EXERCISE BRIEF
How many lines in the records below hold the string "system"? Please answer with the number and nothing more.

ENTRIES SHOWN
* * * *
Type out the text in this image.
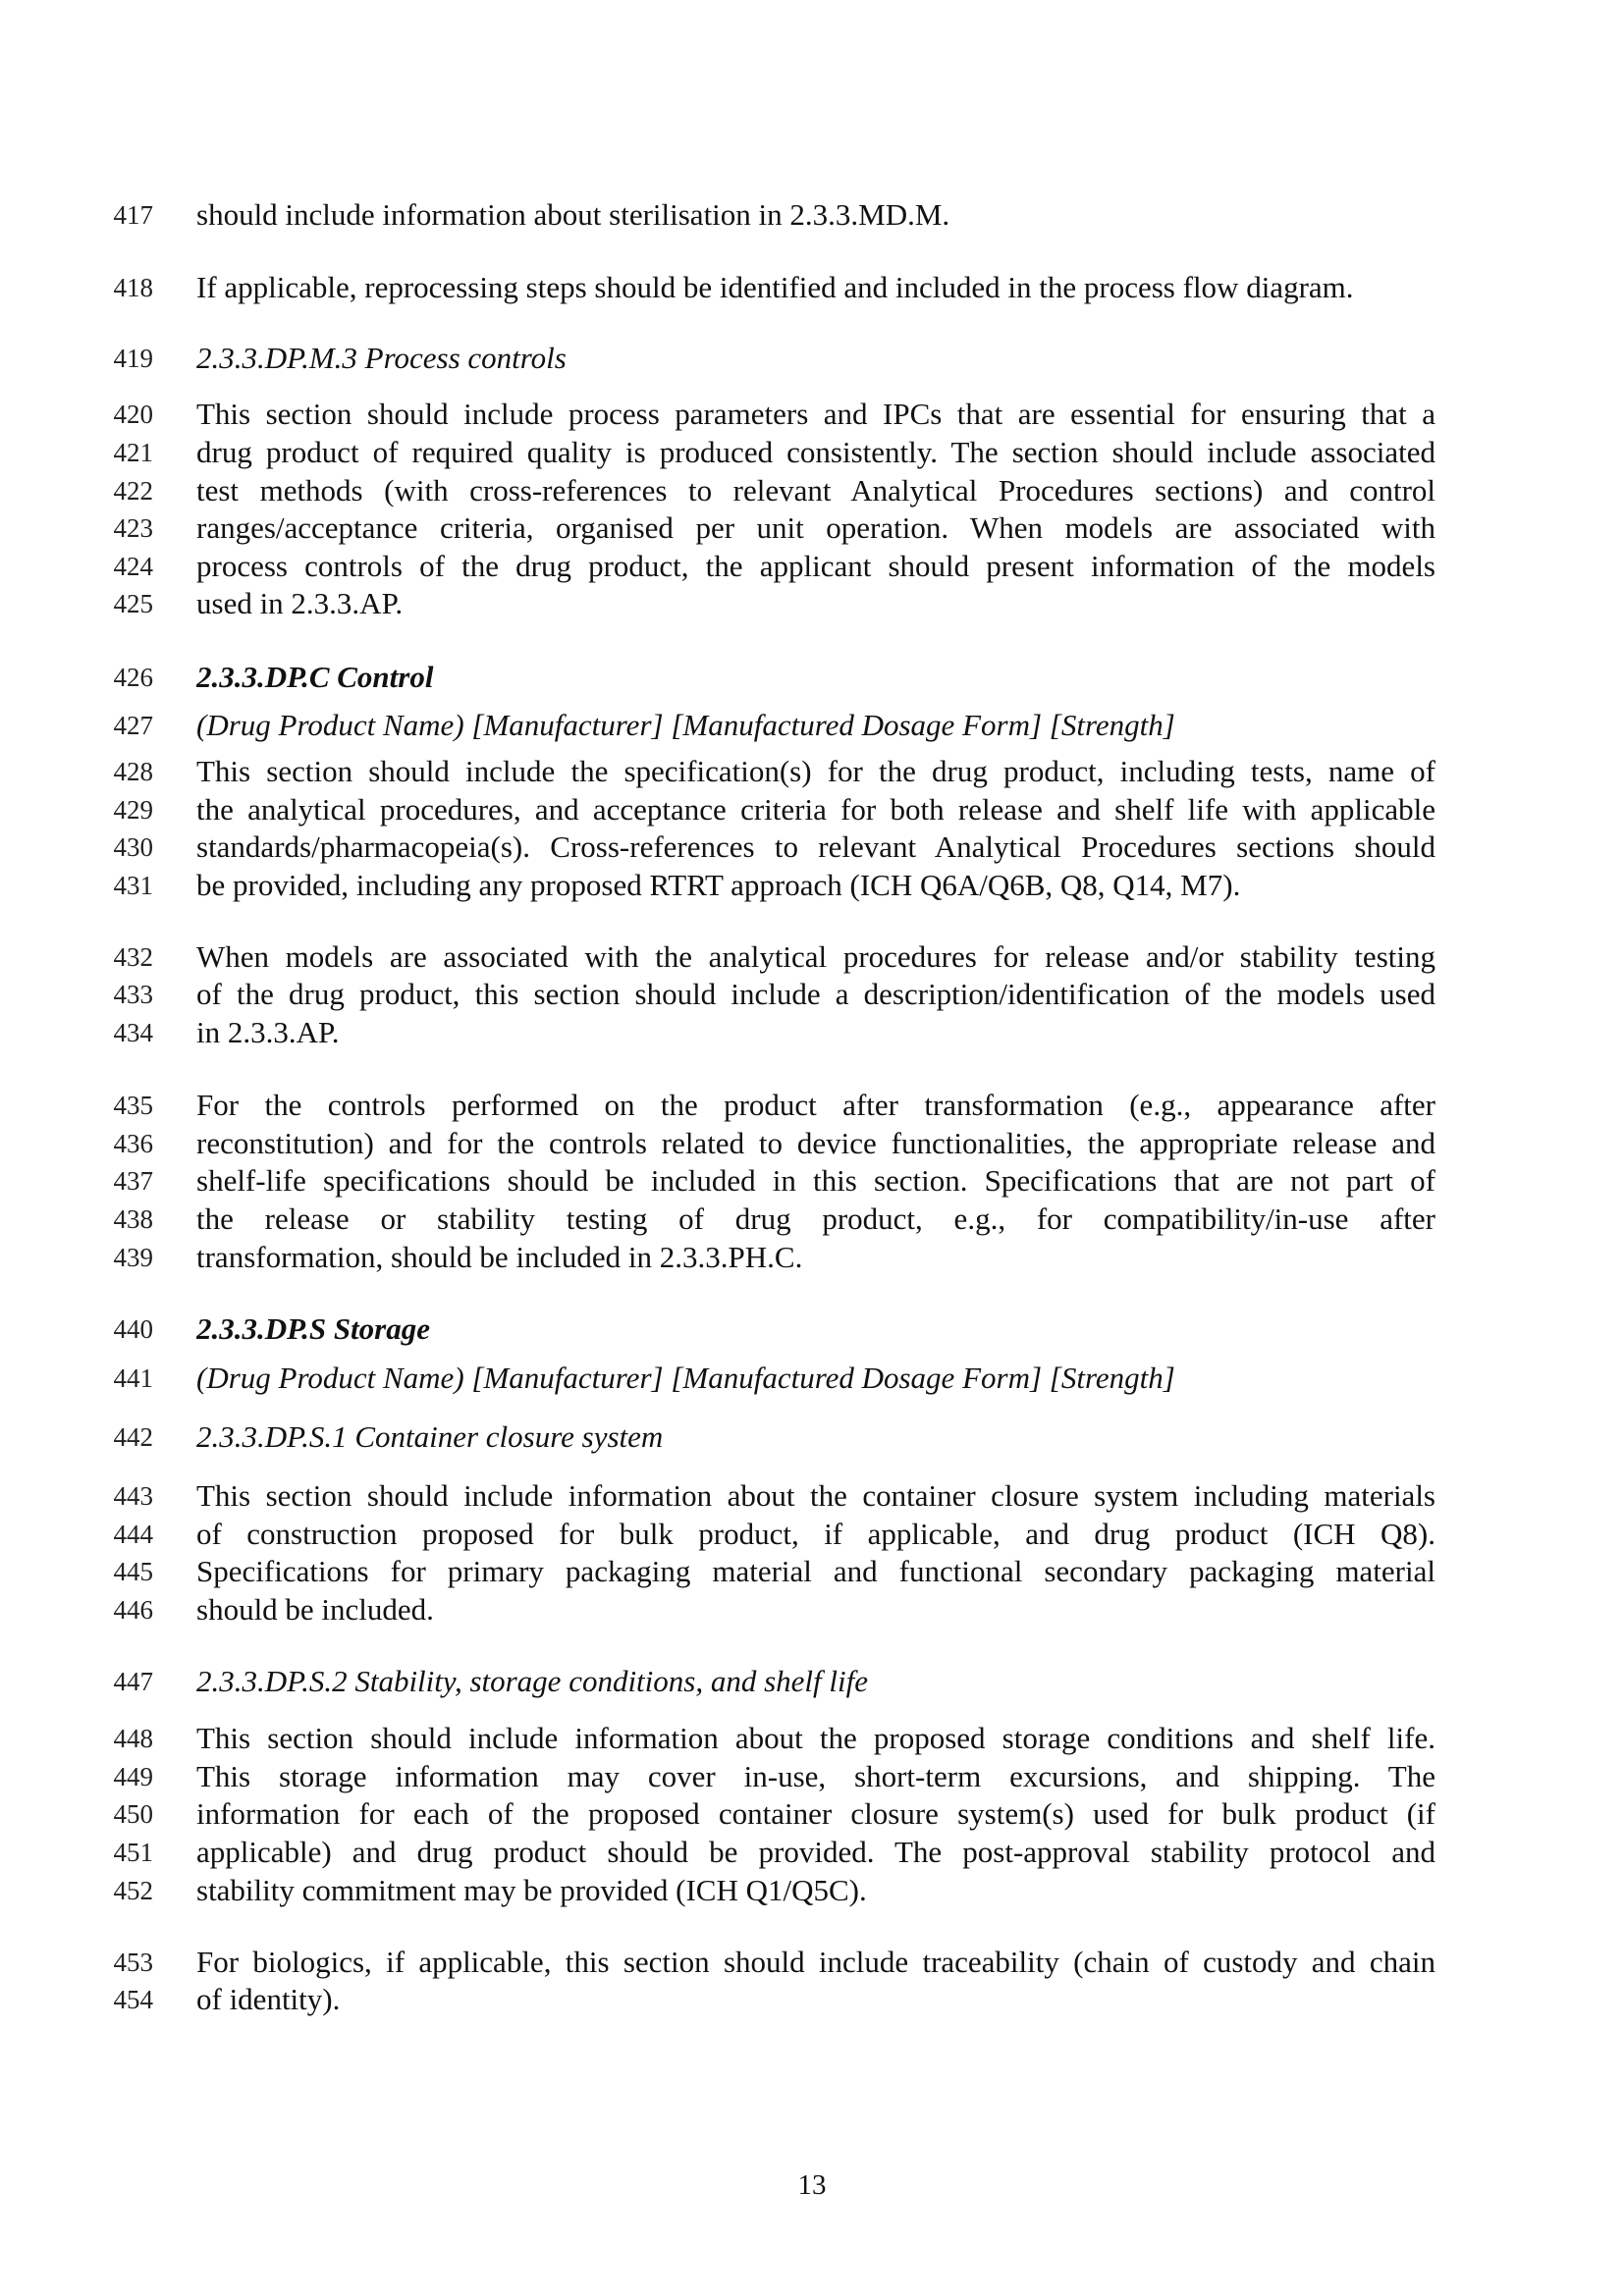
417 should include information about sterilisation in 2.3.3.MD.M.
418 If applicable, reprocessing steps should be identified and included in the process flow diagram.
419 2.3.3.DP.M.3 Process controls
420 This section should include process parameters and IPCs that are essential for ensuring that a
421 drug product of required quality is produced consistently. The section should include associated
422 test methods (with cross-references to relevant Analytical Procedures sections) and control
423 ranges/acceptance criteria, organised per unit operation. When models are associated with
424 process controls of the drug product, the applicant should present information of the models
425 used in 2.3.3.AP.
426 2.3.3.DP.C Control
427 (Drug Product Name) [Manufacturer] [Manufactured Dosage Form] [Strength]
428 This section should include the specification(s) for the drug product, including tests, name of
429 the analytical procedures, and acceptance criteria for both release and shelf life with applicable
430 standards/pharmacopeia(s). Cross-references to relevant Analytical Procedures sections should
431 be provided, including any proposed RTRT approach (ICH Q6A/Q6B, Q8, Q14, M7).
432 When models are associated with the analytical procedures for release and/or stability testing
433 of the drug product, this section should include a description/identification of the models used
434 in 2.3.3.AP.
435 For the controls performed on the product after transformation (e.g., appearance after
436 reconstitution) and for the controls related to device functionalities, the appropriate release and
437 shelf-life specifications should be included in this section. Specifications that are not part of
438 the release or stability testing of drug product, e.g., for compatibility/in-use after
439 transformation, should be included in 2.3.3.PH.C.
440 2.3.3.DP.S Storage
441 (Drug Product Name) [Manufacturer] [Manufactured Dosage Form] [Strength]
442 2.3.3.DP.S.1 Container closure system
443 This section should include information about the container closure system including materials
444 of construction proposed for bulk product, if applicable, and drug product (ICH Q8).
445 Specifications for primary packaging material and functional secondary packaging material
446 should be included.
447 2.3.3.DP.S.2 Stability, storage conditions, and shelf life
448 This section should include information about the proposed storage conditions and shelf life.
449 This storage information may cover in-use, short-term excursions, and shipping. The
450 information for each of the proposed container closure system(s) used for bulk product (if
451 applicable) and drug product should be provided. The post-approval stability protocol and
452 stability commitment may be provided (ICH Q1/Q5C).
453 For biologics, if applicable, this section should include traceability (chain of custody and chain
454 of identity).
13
* * * *
EXPECTED ANSWER
3